··· Material shown

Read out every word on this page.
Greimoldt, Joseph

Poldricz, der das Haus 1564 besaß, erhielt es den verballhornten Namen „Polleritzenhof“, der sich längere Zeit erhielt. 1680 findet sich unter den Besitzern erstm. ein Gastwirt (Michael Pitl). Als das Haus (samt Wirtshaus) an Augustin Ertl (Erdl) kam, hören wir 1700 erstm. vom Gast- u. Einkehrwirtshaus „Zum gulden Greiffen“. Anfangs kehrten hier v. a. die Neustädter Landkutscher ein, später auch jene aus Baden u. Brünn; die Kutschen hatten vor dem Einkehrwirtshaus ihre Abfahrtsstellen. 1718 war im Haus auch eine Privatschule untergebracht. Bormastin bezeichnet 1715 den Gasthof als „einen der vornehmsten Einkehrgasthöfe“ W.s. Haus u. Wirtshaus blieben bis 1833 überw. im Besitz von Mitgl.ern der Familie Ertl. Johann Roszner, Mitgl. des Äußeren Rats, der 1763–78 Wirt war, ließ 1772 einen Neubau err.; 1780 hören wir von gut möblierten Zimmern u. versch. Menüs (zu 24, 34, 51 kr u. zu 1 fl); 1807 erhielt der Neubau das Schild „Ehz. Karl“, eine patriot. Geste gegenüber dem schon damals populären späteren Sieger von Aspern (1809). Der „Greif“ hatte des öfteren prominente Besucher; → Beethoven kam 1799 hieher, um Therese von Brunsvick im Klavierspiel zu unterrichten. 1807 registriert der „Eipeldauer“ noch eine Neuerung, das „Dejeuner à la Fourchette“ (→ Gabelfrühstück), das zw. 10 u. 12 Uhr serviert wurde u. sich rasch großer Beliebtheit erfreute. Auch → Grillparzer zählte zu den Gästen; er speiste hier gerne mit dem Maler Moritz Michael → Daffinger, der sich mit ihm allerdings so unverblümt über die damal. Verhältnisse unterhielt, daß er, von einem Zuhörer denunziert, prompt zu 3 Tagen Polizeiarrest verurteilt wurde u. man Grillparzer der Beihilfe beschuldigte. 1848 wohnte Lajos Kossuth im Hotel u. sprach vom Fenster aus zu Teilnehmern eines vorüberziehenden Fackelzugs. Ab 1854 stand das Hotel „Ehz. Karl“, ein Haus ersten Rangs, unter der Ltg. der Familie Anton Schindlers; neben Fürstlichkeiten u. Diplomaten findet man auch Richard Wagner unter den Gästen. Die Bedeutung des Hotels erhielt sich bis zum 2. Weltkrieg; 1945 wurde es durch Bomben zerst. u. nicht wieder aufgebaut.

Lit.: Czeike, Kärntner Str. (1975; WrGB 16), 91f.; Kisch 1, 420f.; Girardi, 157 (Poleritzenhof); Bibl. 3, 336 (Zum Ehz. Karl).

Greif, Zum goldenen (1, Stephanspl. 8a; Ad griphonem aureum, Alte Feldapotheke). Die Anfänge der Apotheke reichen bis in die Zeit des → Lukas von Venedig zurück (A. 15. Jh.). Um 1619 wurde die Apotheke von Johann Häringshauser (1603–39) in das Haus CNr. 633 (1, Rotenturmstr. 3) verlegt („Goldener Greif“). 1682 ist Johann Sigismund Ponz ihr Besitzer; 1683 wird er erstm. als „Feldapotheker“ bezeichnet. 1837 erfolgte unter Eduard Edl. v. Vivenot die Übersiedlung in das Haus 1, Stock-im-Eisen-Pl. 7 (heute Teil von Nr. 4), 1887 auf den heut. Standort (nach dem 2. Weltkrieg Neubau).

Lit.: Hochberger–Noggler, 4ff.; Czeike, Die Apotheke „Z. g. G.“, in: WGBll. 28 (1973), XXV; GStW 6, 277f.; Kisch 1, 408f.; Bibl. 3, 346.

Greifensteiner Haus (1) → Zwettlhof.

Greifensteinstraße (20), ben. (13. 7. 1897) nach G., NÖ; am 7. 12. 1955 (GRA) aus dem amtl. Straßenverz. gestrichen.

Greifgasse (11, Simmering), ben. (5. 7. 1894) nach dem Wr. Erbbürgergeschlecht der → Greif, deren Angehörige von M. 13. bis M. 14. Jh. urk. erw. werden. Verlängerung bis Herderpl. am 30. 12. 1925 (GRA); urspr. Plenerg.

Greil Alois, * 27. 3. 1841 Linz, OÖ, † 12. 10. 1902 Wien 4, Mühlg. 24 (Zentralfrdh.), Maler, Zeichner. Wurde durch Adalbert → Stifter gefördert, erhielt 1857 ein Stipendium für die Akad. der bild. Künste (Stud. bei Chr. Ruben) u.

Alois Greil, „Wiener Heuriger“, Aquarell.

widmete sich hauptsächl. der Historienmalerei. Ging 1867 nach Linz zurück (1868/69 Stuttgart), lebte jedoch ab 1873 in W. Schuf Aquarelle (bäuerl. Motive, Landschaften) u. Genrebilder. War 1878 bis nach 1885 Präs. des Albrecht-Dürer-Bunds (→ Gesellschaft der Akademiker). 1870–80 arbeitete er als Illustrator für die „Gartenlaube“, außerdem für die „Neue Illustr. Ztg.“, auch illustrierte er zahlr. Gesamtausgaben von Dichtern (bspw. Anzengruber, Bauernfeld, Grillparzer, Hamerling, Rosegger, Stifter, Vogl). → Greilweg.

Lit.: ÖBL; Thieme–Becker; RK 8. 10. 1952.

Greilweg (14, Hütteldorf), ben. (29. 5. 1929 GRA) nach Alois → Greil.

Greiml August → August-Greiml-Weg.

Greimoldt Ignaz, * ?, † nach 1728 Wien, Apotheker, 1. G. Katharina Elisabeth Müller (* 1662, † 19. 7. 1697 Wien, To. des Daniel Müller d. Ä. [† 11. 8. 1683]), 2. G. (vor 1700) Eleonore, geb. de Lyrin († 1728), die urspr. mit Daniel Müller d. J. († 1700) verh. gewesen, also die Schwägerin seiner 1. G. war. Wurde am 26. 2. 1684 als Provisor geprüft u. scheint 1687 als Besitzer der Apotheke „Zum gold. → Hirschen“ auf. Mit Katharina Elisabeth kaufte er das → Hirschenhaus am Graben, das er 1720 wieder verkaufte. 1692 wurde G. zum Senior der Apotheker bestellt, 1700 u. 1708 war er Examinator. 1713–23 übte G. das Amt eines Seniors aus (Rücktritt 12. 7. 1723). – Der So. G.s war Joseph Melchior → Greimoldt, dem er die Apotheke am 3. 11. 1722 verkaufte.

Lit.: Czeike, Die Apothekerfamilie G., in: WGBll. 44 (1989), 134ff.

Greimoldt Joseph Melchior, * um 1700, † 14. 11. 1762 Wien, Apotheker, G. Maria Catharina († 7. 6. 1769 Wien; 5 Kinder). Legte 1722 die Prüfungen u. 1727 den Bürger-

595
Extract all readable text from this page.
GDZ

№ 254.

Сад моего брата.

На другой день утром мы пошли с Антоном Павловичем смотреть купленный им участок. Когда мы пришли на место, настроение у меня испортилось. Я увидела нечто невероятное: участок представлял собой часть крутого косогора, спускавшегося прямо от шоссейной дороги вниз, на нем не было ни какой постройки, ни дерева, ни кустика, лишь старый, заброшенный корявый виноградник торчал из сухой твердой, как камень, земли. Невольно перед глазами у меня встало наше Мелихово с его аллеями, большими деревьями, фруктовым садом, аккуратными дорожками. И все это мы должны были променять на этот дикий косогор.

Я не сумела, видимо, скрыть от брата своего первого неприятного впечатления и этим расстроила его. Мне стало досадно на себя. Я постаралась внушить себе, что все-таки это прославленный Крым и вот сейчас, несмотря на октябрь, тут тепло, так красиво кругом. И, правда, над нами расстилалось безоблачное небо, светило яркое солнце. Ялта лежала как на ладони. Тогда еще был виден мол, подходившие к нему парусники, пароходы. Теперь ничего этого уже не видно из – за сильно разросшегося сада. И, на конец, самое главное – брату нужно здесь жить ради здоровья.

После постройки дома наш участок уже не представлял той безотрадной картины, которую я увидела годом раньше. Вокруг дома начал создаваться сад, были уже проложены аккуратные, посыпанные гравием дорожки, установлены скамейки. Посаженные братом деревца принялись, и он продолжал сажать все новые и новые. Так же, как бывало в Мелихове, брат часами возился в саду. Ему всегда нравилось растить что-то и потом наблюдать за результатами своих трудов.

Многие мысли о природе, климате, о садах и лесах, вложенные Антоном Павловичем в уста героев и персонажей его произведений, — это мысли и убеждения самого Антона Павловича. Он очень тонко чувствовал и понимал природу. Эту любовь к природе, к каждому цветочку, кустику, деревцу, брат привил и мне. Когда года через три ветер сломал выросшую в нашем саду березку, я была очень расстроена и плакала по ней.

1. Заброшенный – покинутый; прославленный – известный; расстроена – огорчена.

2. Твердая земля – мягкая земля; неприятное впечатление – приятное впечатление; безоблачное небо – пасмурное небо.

······

For each line of the entries that includes "Alois", show that line.

§ Task solution
Greil Alois, * 27. 3. 1841 Linz, OÖ, † 12. 10. 1902 Wien 4, Mühlg. 24 (Zentralfrdh.), Maler, Zeichner. Wurde durch Adalbert → Stifter gefördert, erhielt 1857 ein Stipendium für die Akad. der bild. Künste (Stud. bei Chr. Ruben) u.
Alois Greil, „Wiener Heuriger“, Aquarell.
Greilweg (14, Hütteldorf), ben. (29. 5. 1929 GRA) nach Alois → Greil.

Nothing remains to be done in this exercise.